((

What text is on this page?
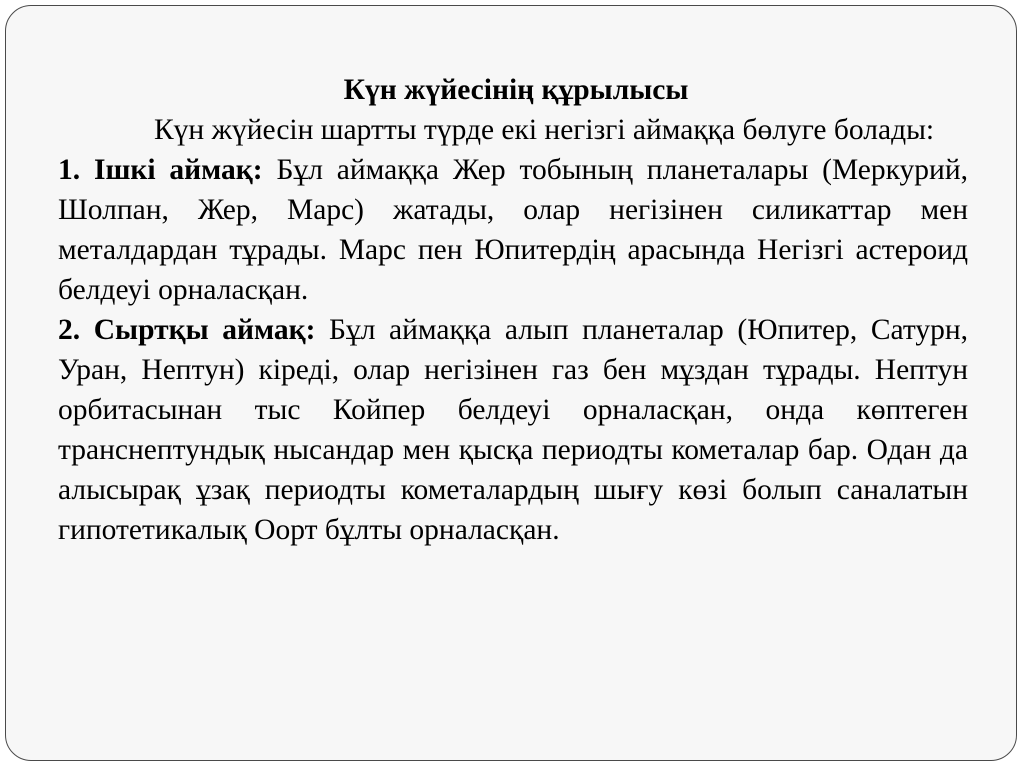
Күн жүйесінің құрылысы

Күн жүйесін шартты түрде екі негізгі аймаққа бөлуге болады:

1. Ішкі аймақ: Бұл аймаққа Жер тобының планеталары (Меркурий, Шолпан, Жер, Марс) жатады, олар негізінен силикаттар мен металдардан тұрады. Марс пен Юпитердің арасында Негізгі астероид белдеуі орналасқан.

2. Сыртқы аймақ: Бұл аймаққа алып планеталар (Юпитер, Сатурн, Уран, Нептун) кіреді, олар негізінен газ бен мұздан тұрады. Нептун орбитасынан тыс Койпер белдеуі орналасқан, онда көптеген транснептундық нысандар мен қысқа периодты кометалар бар. Одан да алысырақ ұзақ периодты кометалардың шығу көзі болып саналатын гипотетикалық Оорт бұлты орналасқан.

))

*Task brief*: Your copy of the data should match it exactly, except that pictures are left out.

*Exercise output*:
What text is on this page?
Күн жүйесінің құрылысы

Күн жүйесін шартты түрде екі негізгі аймаққа бөлуге болады:

1. Ішкі аймақ: Бұл аймаққа Жер тобының планеталары (Меркурий, Шолпан, Жер, Марс) жатады, олар негізінен силикаттар мен металдардан тұрады. Марс пен Юпитердің арасында Негізгі астероид белдеуі орналасқан.

2. Сыртқы аймақ: Бұл аймаққа алып планеталар (Юпитер, Сатурн, Уран, Нептун) кіреді, олар негізінен газ бен мұздан тұрады. Нептун орбитасынан тыс Койпер белдеуі орналасқан, онда көптеген транснептундық нысандар мен қысқа периодты кометалар бар. Одан да алысырақ ұзақ периодты кометалардың шығу көзі болып саналатын гипотетикалық Оорт бұлты орналасқан.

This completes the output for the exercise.